WHAT YOU HAVE TO DO → Print all of the data exactly as written.
---+---
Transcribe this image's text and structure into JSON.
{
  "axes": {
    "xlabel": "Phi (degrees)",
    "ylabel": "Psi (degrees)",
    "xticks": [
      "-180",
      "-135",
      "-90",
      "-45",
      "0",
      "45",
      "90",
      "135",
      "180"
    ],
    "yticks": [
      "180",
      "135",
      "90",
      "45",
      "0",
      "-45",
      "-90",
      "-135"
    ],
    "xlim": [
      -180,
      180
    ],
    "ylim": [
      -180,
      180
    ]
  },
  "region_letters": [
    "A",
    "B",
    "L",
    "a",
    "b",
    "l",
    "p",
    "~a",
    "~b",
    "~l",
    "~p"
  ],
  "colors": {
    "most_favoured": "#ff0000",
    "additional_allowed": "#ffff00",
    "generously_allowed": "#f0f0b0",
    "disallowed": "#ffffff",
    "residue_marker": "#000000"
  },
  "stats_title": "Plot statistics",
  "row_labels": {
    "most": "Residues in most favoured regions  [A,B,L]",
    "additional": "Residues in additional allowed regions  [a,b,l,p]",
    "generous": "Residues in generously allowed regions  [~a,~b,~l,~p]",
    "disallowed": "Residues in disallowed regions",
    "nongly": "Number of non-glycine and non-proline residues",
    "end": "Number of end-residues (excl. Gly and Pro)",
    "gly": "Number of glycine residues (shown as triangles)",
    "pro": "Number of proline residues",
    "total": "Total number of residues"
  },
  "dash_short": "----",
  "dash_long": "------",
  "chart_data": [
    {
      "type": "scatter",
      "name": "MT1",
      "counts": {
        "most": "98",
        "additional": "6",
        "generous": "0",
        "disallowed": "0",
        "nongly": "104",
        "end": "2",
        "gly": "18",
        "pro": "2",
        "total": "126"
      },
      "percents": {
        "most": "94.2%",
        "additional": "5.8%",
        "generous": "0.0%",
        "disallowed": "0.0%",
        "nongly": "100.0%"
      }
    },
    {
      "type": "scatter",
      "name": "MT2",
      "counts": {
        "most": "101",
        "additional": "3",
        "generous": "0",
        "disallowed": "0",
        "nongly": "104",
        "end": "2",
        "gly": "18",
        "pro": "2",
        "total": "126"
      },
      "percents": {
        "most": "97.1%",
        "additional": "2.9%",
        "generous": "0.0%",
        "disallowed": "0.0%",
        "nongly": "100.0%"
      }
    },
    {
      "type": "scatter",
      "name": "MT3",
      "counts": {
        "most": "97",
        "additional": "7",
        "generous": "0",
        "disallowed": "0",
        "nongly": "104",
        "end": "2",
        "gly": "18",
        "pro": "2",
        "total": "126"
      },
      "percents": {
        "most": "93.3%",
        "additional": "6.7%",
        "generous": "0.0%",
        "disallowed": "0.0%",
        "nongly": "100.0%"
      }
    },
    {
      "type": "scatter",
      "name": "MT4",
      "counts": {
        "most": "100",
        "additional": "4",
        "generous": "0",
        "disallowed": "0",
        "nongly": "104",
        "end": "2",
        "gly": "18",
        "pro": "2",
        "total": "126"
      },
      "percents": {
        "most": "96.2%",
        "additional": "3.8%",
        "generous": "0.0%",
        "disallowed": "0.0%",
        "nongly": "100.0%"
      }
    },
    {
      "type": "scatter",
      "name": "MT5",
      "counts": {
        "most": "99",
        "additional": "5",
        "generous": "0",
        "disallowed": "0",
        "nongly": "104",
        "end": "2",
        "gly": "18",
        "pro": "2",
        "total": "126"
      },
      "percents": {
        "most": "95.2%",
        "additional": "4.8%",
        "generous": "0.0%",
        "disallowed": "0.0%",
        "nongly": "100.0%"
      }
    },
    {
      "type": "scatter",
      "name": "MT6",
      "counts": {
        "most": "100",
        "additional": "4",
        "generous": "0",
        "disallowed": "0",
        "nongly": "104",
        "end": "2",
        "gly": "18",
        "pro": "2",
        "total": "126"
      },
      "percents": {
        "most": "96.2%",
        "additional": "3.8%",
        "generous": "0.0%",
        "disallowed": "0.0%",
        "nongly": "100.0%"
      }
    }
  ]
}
---+---
EXPECTED ANSWER →
Transcribe this image's text and structure into JSON.
{
  "axes": {
    "xlabel": "Phi (degrees)",
    "ylabel": "Psi (degrees)",
    "xticks": [
      "-180",
      "-135",
      "-90",
      "-45",
      "0",
      "45",
      "90",
      "135",
      "180"
    ],
    "yticks": [
      "180",
      "135",
      "90",
      "45",
      "0",
      "-45",
      "-90",
      "-135"
    ],
    "xlim": [
      -180,
      180
    ],
    "ylim": [
      -180,
      180
    ]
  },
  "region_letters": [
    "A",
    "B",
    "L",
    "a",
    "b",
    "l",
    "p",
    "~a",
    "~b",
    "~l",
    "~p"
  ],
  "colors": {
    "most_favoured": "#ff0000",
    "additional_allowed": "#ffff00",
    "generously_allowed": "#f0f0b0",
    "disallowed": "#ffffff",
    "residue_marker": "#000000"
  },
  "stats_title": "Plot statistics",
  "row_labels": {
    "most": "Residues in most favoured regions  [A,B,L]",
    "additional": "Residues in additional allowed regions  [a,b,l,p]",
    "generous": "Residues in generously allowed regions  [~a,~b,~l,~p]",
    "disallowed": "Residues in disallowed regions",
    "nongly": "Number of non-glycine and non-proline residues",
    "end": "Number of end-residues (excl. Gly and Pro)",
    "gly": "Number of glycine residues (shown as triangles)",
    "pro": "Number of proline residues",
    "total": "Total number of residues"
  },
  "dash_short": "----",
  "dash_long": "------",
  "chart_data": [
    {
      "type": "scatter",
      "name": "MT1",
      "counts": {
        "most": "98",
        "additional": "6",
        "generous": "0",
        "disallowed": "0",
        "nongly": "104",
        "end": "2",
        "gly": "18",
        "pro": "2",
        "total": "126"
      },
      "percents": {
        "most": "94.2%",
        "additional": "5.8%",
        "generous": "0.0%",
        "disallowed": "0.0%",
        "nongly": "100.0%"
      }
    },
    {
      "type": "scatter",
      "name": "MT2",
      "counts": {
        "most": "101",
        "additional": "3",
        "generous": "0",
        "disallowed": "0",
        "nongly": "104",
        "end": "2",
        "gly": "18",
        "pro": "2",
        "total": "126"
      },
      "percents": {
        "most": "97.1%",
        "additional": "2.9%",
        "generous": "0.0%",
        "disallowed": "0.0%",
        "nongly": "100.0%"
      }
    },
    {
      "type": "scatter",
      "name": "MT3",
      "counts": {
        "most": "97",
        "additional": "7",
        "generous": "0",
        "disallowed": "0",
        "nongly": "104",
        "end": "2",
        "gly": "18",
        "pro": "2",
        "total": "126"
      },
      "percents": {
        "most": "93.3%",
        "additional": "6.7%",
        "generous": "0.0%",
        "disallowed": "0.0%",
        "nongly": "100.0%"
      }
    },
    {
      "type": "scatter",
      "name": "MT4",
      "counts": {
        "most": "100",
        "additional": "4",
        "generous": "0",
        "disallowed": "0",
        "nongly": "104",
        "end": "2",
        "gly": "18",
        "pro": "2",
        "total": "126"
      },
      "percents": {
        "most": "96.2%",
        "additional": "3.8%",
        "generous": "0.0%",
        "disallowed": "0.0%",
        "nongly": "100.0%"
      }
    },
    {
      "type": "scatter",
      "name": "MT5",
      "counts": {
        "most": "99",
        "additional": "5",
        "generous": "0",
        "disallowed": "0",
        "nongly": "104",
        "end": "2",
        "gly": "18",
        "pro": "2",
        "total": "126"
      },
      "percents": {
        "most": "95.2%",
        "additional": "4.8%",
        "generous": "0.0%",
        "disallowed": "0.0%",
        "nongly": "100.0%"
      }
    },
    {
      "type": "scatter",
      "name": "MT6",
      "counts": {
        "most": "100",
        "additional": "4",
        "generous": "0",
        "disallowed": "0",
        "nongly": "104",
        "end": "2",
        "gly": "18",
        "pro": "2",
        "total": "126"
      },
      "percents": {
        "most": "96.2%",
        "additional": "3.8%",
        "generous": "0.0%",
        "disallowed": "0.0%",
        "nongly": "100.0%"
      }
    }
  ]
}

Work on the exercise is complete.